--- Entries supplied ---
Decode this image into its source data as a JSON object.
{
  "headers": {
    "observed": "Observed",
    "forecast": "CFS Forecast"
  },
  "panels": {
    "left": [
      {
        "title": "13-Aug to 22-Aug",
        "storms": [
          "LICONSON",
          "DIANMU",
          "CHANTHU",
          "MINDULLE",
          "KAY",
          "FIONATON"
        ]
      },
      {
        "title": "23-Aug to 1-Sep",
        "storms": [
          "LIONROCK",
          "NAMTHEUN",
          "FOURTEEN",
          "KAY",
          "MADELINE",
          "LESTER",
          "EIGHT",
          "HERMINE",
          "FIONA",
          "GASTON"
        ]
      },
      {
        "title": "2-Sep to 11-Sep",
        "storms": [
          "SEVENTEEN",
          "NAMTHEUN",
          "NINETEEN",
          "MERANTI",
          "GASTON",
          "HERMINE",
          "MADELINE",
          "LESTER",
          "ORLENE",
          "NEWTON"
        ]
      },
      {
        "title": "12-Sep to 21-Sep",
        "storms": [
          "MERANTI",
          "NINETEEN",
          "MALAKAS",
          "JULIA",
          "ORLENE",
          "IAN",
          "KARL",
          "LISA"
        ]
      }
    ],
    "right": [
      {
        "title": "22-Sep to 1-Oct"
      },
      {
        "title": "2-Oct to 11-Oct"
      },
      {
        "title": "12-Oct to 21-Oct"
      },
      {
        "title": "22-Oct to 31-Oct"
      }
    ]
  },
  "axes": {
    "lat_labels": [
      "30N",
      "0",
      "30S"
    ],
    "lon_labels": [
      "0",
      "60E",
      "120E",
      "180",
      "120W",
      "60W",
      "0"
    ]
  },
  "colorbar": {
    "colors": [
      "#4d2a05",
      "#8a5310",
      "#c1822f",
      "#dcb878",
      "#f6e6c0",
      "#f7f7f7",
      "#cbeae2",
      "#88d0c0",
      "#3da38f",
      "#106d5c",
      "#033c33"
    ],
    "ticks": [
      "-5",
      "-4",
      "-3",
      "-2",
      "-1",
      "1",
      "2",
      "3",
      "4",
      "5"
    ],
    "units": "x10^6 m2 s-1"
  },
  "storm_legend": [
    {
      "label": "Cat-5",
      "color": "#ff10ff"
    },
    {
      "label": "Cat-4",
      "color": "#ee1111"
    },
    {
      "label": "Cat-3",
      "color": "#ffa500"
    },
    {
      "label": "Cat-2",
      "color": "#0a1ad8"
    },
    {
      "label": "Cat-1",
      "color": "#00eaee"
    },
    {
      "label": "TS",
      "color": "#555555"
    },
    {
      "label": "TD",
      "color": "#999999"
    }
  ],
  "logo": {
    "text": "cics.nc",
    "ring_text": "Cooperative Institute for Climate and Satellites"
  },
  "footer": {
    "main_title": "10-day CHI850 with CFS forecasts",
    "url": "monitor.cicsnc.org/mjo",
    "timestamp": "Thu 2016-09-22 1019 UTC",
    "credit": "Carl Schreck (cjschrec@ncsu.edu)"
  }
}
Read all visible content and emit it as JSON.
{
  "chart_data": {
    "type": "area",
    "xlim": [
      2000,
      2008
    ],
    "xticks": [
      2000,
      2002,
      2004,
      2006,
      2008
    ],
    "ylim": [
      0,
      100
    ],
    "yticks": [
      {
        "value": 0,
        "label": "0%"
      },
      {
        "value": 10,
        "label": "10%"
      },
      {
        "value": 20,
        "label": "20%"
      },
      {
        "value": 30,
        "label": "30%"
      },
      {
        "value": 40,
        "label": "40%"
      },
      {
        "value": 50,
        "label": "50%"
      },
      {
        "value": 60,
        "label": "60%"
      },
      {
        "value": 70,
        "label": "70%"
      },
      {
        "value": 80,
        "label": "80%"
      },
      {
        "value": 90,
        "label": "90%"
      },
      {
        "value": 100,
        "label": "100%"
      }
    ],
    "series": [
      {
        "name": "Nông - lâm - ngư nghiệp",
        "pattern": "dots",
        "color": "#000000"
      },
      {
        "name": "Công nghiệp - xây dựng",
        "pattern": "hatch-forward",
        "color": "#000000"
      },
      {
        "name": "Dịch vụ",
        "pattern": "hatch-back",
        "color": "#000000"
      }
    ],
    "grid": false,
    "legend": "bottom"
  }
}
---
** The request **
Please quote the records above exactly, without skipping a line.

** Task output **
Decode this image into its source data as a JSON object.
{
  "headers": {
    "observed": "Observed",
    "forecast": "CFS Forecast"
  },
  "panels": {
    "left": [
      {
        "title": "13-Aug to 22-Aug",
        "storms": [
          "LICONSON",
          "DIANMU",
          "CHANTHU",
          "MINDULLE",
          "KAY",
          "FIONATON"
        ]
      },
      {
        "title": "23-Aug to 1-Sep",
        "storms": [
          "LIONROCK",
          "NAMTHEUN",
          "FOURTEEN",
          "KAY",
          "MADELINE",
          "LESTER",
          "EIGHT",
          "HERMINE",
          "FIONA",
          "GASTON"
        ]
      },
      {
        "title": "2-Sep to 11-Sep",
        "storms": [
          "SEVENTEEN",
          "NAMTHEUN",
          "NINETEEN",
          "MERANTI",
          "GASTON",
          "HERMINE",
          "MADELINE",
          "LESTER",
          "ORLENE",
          "NEWTON"
        ]
      },
      {
        "title": "12-Sep to 21-Sep",
        "storms": [
          "MERANTI",
          "NINETEEN",
          "MALAKAS",
          "JULIA",
          "ORLENE",
          "IAN",
          "KARL",
          "LISA"
        ]
      }
    ],
    "right": [
      {
        "title": "22-Sep to 1-Oct"
      },
      {
        "title": "2-Oct to 11-Oct"
      },
      {
        "title": "12-Oct to 21-Oct"
      },
      {
        "title": "22-Oct to 31-Oct"
      }
    ]
  },
  "axes": {
    "lat_labels": [
      "30N",
      "0",
      "30S"
    ],
    "lon_labels": [
      "0",
      "60E",
      "120E",
      "180",
      "120W",
      "60W",
      "0"
    ]
  },
  "colorbar": {
    "colors": [
      "#4d2a05",
      "#8a5310",
      "#c1822f",
      "#dcb878",
      "#f6e6c0",
      "#f7f7f7",
      "#cbeae2",
      "#88d0c0",
      "#3da38f",
      "#106d5c",
      "#033c33"
    ],
    "ticks": [
      "-5",
      "-4",
      "-3",
      "-2",
      "-1",
      "1",
      "2",
      "3",
      "4",
      "5"
    ],
    "units": "x10^6 m2 s-1"
  },
  "storm_legend": [
    {
      "label": "Cat-5",
      "color": "#ff10ff"
    },
    {
      "label": "Cat-4",
      "color": "#ee1111"
    },
    {
      "label": "Cat-3",
      "color": "#ffa500"
    },
    {
      "label": "Cat-2",
      "color": "#0a1ad8"
    },
    {
      "label": "Cat-1",
      "color": "#00eaee"
    },
    {
      "label": "TS",
      "color": "#555555"
    },
    {
      "label": "TD",
      "color": "#999999"
    }
  ],
  "logo": {
    "text": "cics.nc",
    "ring_text": "Cooperative Institute for Climate and Satellites"
  },
  "footer": {
    "main_title": "10-day CHI850 with CFS forecasts",
    "url": "monitor.cicsnc.org/mjo",
    "timestamp": "Thu 2016-09-22 1019 UTC",
    "credit": "Carl Schreck (cjschrec@ncsu.edu)"
  }
}
Read all visible content and emit it as JSON.
{
  "chart_data": {
    "type": "area",
    "xlim": [
      2000,
      2008
    ],
    "xticks": [
      2000,
      2002,
      2004,
      2006,
      2008
    ],
    "ylim": [
      0,
      100
    ],
    "yticks": [
      {
        "value": 0,
        "label": "0%"
      },
      {
        "value": 10,
        "label": "10%"
      },
      {
        "value": 20,
        "label": "20%"
      },
      {
        "value": 30,
        "label": "30%"
      },
      {
        "value": 40,
        "label": "40%"
      },
      {
        "value": 50,
        "label": "50%"
      },
      {
        "value": 60,
        "label": "60%"
      },
      {
        "value": 70,
        "label": "70%"
      },
      {
        "value": 80,
        "label": "80%"
      },
      {
        "value": 90,
        "label": "90%"
      },
      {
        "value": 100,
        "label": "100%"
      }
    ],
    "series": [
      {
        "name": "Nông - lâm - ngư nghiệp",
        "pattern": "dots",
        "color": "#000000"
      },
      {
        "name": "Công nghiệp - xây dựng",
        "pattern": "hatch-forward",
        "color": "#000000"
      },
      {
        "name": "Dịch vụ",
        "pattern": "hatch-back",
        "color": "#000000"
      }
    ],
    "grid": false,
    "legend": "bottom"
  }
}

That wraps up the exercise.